Exercise requirements:
Without the pictures, repeat the listing character for character.

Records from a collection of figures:
******************************
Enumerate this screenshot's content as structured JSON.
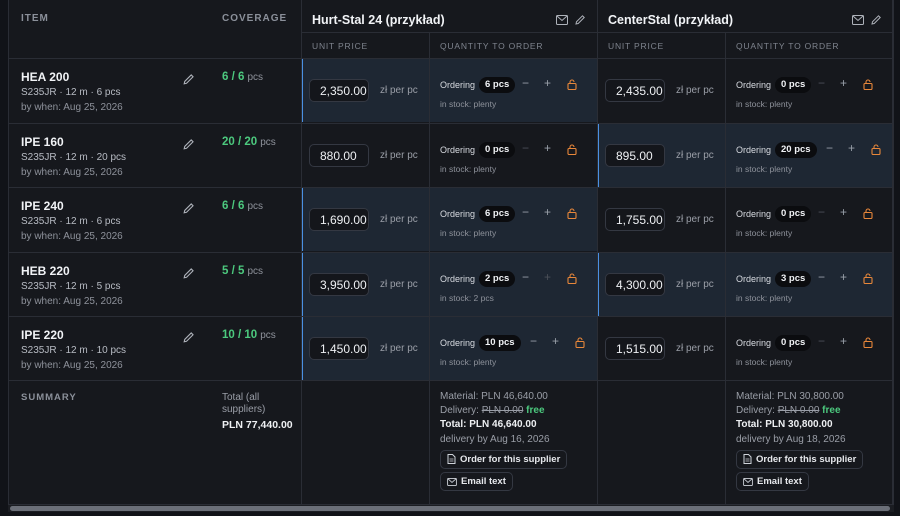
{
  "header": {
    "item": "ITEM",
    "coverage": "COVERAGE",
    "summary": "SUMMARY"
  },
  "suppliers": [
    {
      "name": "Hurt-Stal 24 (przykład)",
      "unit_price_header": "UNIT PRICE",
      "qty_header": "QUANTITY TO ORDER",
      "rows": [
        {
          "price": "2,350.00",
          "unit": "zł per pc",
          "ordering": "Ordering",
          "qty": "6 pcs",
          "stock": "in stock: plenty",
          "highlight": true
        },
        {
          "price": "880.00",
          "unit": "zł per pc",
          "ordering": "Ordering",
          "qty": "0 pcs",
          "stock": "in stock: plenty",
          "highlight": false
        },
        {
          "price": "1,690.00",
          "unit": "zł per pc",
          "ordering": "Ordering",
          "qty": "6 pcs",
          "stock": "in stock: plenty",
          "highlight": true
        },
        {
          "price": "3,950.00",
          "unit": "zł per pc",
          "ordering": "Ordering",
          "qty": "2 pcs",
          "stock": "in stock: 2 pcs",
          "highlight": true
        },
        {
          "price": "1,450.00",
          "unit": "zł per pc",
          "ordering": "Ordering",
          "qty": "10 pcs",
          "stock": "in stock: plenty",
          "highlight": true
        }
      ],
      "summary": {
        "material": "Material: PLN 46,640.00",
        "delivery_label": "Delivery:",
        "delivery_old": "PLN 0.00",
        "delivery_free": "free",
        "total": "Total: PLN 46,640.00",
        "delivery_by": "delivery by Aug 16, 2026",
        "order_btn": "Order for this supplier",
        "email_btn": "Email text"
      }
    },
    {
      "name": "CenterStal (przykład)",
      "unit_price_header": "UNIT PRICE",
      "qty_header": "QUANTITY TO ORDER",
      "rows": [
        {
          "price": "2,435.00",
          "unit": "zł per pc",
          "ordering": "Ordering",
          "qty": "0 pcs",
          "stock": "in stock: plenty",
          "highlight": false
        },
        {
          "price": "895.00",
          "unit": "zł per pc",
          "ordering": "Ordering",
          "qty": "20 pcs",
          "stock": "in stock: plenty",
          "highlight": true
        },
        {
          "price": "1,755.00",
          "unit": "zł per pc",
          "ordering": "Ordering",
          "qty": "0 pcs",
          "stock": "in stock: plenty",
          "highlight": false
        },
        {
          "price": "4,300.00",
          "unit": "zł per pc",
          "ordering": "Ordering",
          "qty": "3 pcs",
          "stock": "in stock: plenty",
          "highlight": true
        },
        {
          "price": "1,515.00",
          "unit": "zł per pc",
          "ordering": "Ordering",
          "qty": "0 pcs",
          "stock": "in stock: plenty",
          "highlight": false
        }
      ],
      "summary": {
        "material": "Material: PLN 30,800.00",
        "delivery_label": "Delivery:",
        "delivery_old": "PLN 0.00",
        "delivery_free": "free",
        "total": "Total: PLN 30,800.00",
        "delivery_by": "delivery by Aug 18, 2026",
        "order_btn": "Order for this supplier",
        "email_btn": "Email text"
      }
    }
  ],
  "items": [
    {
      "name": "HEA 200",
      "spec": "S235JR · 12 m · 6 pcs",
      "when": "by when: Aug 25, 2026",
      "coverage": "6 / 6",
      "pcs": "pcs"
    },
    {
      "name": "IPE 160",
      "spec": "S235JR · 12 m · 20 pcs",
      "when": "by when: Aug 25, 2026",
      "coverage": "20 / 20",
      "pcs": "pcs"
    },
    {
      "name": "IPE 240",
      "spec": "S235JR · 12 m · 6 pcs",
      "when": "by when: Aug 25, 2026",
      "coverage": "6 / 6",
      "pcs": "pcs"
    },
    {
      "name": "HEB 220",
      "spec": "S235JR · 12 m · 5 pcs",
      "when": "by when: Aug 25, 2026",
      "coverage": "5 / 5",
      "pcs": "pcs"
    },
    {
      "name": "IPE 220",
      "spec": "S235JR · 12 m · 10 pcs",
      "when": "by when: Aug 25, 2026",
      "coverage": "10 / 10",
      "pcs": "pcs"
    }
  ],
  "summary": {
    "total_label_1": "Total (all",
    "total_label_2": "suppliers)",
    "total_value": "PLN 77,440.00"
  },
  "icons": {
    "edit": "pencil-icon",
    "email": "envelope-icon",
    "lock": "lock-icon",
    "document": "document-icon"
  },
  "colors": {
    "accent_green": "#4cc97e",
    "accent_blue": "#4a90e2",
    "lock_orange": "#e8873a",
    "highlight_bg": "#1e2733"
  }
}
******************************
Final result:
Enumerate this screenshot's content as structured JSON.
{
  "header": {
    "item": "ITEM",
    "coverage": "COVERAGE",
    "summary": "SUMMARY"
  },
  "suppliers": [
    {
      "name": "Hurt-Stal 24 (przykład)",
      "unit_price_header": "UNIT PRICE",
      "qty_header": "QUANTITY TO ORDER",
      "rows": [
        {
          "price": "2,350.00",
          "unit": "zł per pc",
          "ordering": "Ordering",
          "qty": "6 pcs",
          "stock": "in stock: plenty",
          "highlight": true
        },
        {
          "price": "880.00",
          "unit": "zł per pc",
          "ordering": "Ordering",
          "qty": "0 pcs",
          "stock": "in stock: plenty",
          "highlight": false
        },
        {
          "price": "1,690.00",
          "unit": "zł per pc",
          "ordering": "Ordering",
          "qty": "6 pcs",
          "stock": "in stock: plenty",
          "highlight": true
        },
        {
          "price": "3,950.00",
          "unit": "zł per pc",
          "ordering": "Ordering",
          "qty": "2 pcs",
          "stock": "in stock: 2 pcs",
          "highlight": true
        },
        {
          "price": "1,450.00",
          "unit": "zł per pc",
          "ordering": "Ordering",
          "qty": "10 pcs",
          "stock": "in stock: plenty",
          "highlight": true
        }
      ],
      "summary": {
        "material": "Material: PLN 46,640.00",
        "delivery_label": "Delivery:",
        "delivery_old": "PLN 0.00",
        "delivery_free": "free",
        "total": "Total: PLN 46,640.00",
        "delivery_by": "delivery by Aug 16, 2026",
        "order_btn": "Order for this supplier",
        "email_btn": "Email text"
      }
    },
    {
      "name": "CenterStal (przykład)",
      "unit_price_header": "UNIT PRICE",
      "qty_header": "QUANTITY TO ORDER",
      "rows": [
        {
          "price": "2,435.00",
          "unit": "zł per pc",
          "ordering": "Ordering",
          "qty": "0 pcs",
          "stock": "in stock: plenty",
          "highlight": false
        },
        {
          "price": "895.00",
          "unit": "zł per pc",
          "ordering": "Ordering",
          "qty": "20 pcs",
          "stock": "in stock: plenty",
          "highlight": true
        },
        {
          "price": "1,755.00",
          "unit": "zł per pc",
          "ordering": "Ordering",
          "qty": "0 pcs",
          "stock": "in stock: plenty",
          "highlight": false
        },
        {
          "price": "4,300.00",
          "unit": "zł per pc",
          "ordering": "Ordering",
          "qty": "3 pcs",
          "stock": "in stock: plenty",
          "highlight": true
        },
        {
          "price": "1,515.00",
          "unit": "zł per pc",
          "ordering": "Ordering",
          "qty": "0 pcs",
          "stock": "in stock: plenty",
          "highlight": false
        }
      ],
      "summary": {
        "material": "Material: PLN 30,800.00",
        "delivery_label": "Delivery:",
        "delivery_old": "PLN 0.00",
        "delivery_free": "free",
        "total": "Total: PLN 30,800.00",
        "delivery_by": "delivery by Aug 18, 2026",
        "order_btn": "Order for this supplier",
        "email_btn": "Email text"
      }
    }
  ],
  "items": [
    {
      "name": "HEA 200",
      "spec": "S235JR · 12 m · 6 pcs",
      "when": "by when: Aug 25, 2026",
      "coverage": "6 / 6",
      "pcs": "pcs"
    },
    {
      "name": "IPE 160",
      "spec": "S235JR · 12 m · 20 pcs",
      "when": "by when: Aug 25, 2026",
      "coverage": "20 / 20",
      "pcs": "pcs"
    },
    {
      "name": "IPE 240",
      "spec": "S235JR · 12 m · 6 pcs",
      "when": "by when: Aug 25, 2026",
      "coverage": "6 / 6",
      "pcs": "pcs"
    },
    {
      "name": "HEB 220",
      "spec": "S235JR · 12 m · 5 pcs",
      "when": "by when: Aug 25, 2026",
      "coverage": "5 / 5",
      "pcs": "pcs"
    },
    {
      "name": "IPE 220",
      "spec": "S235JR · 12 m · 10 pcs",
      "when": "by when: Aug 25, 2026",
      "coverage": "10 / 10",
      "pcs": "pcs"
    }
  ],
  "summary": {
    "total_label_1": "Total (all",
    "total_label_2": "suppliers)",
    "total_value": "PLN 77,440.00"
  },
  "icons": {
    "edit": "pencil-icon",
    "email": "envelope-icon",
    "lock": "lock-icon",
    "document": "document-icon"
  },
  "colors": {
    "accent_green": "#4cc97e",
    "accent_blue": "#4a90e2",
    "lock_orange": "#e8873a",
    "highlight_bg": "#1e2733"
  }
}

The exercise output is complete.